La 28ª Jornada Mundial de la Juventud que acaba de celebrarse en Río de Janeiro, nos ha dejado ciertas referencias, como ocurre siempre en estos grandes acontecimientos eclesiales, que acaso merezca la pena destacar.
No me refiero al fondo de los discursos, catequesis u homilías del Papa Francisco en esta ocasión. Doctores tiene la Iglesia, muchísimo más doctos y competentes que yo en materia doctrinal, que sin duda lo harán con la profundidad que exija cada una de sus palabras, aunque, bien mirado, la doctrina siempre es la misma, si bien en cada época pueda ponerse más el acento en este o el otro punto, según las circunstancias de cada momento.
Por mi parte quisiera detenerme en las maneras, en la forma que tiene el papa Francisco para hacerse entender por la gente, por el público en general. Él quiere ser un Papa cercano, próximo a las personas, tanto individual como colectivamente, cálido en el trato, sencillo en la expresión, claro en la exposición de los conceptos. Uno, que ya tiene sus años, echa la vista atrás y recuerda, por ejemplo, la extrema solemnidad de Pío XII con la tiara puesta y subido en la silla gestatoria dando la bendición a diestro y siniestro en la plaza de San Pedro. De entonces acá, cuánto han cambiado las formas externas pontificias, el estar ante los fieles. De aquellos Papas enclaustrados entre los muros del Vaticano, a los de nuestros días, viajeros, corre caminos, peregrinos del mundo entero, que no esperan a que la gente vaya a rendirles pleitesía en la Santa Sede, sino que salen a su encuentro, a conocerles personalmente en su medio, en su propio lugar.
Y en la manera de hablar. De aquella forma mayestática, tanto por escrito como verbalmente, de dirigirse al mundo, a la Iglesia universal, en las audiencias públicas, a la simplicidad del lenguaje de los últimos Papas, media un abismo. Ha sido una gozada oír hablar a Francisco en su lengua propia en no pocas ocasiones durante estas JMJ de Río; un español casi de Siglo de Oro pasado por las aguas del Río de la Plata, cadencioso, musical, con expresiones espontáneas populares, improvisadas, fuera de guión, más allá del texto escrito que llevaba preparado, que le daban una gran fuerza comunicativa.
También he notado un aprovechamiento frecuente de las situaciones propicias al uso de la imagen. Si una imagen vale más que mil palabras, según los teóricos de la comunicación, el papa Francisco sabe muy bien como hacerlo, al servicio de los mensajes que pretende difundir. O sea, imágenes como apoyo de las reflexiones morales que en cada caso quiere manifestar. Así ha sido en sus visitas a las favelas, al hospital de enfermos de sida, a una prisión de Río, o sea, a lugares y personas situadas en la marginación, a focos de exclusión social engendrados por una sociedad, no diré poco igualitaria, que eso de la igualdad es una quiera marxista, sino poco equitativa y, en todo caso, mal gestionada.

***

• **LISTA DE TAREAS**:
1) Di si cada afirmación concuerda con el texto y cita las palabras que lo deciden: (a) el autor va a analizar el fondo de los discursos del Papa Francisco; (b) el Papa visitó una prisión de Río; (c) Francisco se ciñó siempre al texto escrito que llevaba preparado.
2) Reproduce tal cual todo lo que va en el texto desde "No me refiero" hasta "de cada momento.".

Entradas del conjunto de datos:
***

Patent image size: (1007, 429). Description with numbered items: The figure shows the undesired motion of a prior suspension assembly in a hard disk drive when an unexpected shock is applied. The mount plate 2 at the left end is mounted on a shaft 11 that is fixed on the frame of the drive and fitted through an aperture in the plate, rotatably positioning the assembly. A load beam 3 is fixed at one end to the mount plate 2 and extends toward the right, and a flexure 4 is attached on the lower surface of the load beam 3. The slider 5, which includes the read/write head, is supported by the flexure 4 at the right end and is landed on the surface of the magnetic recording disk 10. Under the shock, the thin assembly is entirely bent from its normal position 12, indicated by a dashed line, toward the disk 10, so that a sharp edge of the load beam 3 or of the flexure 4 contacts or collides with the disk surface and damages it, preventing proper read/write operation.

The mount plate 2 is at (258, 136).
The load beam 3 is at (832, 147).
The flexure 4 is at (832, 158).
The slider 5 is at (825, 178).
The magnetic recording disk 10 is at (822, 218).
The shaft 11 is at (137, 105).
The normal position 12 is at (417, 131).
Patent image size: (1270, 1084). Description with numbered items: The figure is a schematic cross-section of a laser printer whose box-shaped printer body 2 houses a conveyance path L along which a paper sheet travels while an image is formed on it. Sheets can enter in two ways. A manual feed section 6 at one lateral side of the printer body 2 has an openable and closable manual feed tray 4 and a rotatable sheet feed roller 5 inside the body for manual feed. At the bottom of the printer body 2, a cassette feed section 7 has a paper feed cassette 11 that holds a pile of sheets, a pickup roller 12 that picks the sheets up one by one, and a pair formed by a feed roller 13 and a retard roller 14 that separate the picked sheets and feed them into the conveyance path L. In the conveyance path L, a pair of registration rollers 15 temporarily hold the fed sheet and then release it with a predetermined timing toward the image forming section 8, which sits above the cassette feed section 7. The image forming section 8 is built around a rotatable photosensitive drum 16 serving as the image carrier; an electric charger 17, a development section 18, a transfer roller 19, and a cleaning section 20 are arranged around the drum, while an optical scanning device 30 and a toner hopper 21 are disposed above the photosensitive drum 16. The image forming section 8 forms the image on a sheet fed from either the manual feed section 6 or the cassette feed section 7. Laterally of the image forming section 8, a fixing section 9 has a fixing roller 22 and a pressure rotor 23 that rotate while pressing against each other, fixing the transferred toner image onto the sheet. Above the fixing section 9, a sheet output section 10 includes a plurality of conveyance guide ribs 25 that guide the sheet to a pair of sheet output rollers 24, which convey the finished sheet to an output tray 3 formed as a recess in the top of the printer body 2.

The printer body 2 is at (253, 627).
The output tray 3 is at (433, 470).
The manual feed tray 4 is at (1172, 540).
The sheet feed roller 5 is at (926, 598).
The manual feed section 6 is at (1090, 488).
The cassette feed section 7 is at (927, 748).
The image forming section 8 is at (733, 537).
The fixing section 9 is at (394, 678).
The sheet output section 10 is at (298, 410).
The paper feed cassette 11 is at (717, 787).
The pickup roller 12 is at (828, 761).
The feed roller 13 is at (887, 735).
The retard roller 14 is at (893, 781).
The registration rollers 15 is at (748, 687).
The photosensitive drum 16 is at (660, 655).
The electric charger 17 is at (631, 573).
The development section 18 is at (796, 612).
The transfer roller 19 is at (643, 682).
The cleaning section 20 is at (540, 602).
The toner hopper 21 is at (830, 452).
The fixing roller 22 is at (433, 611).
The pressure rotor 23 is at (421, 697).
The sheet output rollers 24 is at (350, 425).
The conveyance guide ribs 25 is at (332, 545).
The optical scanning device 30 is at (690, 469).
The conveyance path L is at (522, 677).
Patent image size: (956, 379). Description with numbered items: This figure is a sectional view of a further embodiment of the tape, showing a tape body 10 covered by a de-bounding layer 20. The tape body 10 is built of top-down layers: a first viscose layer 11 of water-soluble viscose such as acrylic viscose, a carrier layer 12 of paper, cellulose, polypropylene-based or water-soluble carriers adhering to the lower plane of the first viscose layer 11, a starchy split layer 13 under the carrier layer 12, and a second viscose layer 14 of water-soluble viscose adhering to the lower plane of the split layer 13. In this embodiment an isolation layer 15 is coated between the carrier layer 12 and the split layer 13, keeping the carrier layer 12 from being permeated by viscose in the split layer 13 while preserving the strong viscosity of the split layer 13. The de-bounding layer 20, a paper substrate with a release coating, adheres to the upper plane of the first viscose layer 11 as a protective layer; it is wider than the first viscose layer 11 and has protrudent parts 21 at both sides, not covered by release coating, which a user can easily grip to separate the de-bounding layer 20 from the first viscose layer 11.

***

• **RESULTADOS POR TAREA**:
1)
(a) No: "No me refiero al fondo de los discursos, catequesis u homilías del Papa Francisco en esta ocasión."
(b) Sí: "a una prisión de Río"
(c) No: "fuera de guión, más allá del texto escrito que llevaba preparado"

2)
No me refiero al fondo de los discursos, catequesis u homilías del Papa Francisco en esta ocasión. Doctores tiene la Iglesia, muchísimo más doctos y competentes que yo en materia doctrinal, que sin duda lo harán con la profundidad que exija cada una de sus palabras, aunque, bien mirado, la doctrina siempre es la misma, si bien en cada época pueda ponerse más el acento en este o el otro punto, según las circunstancias de cada momento.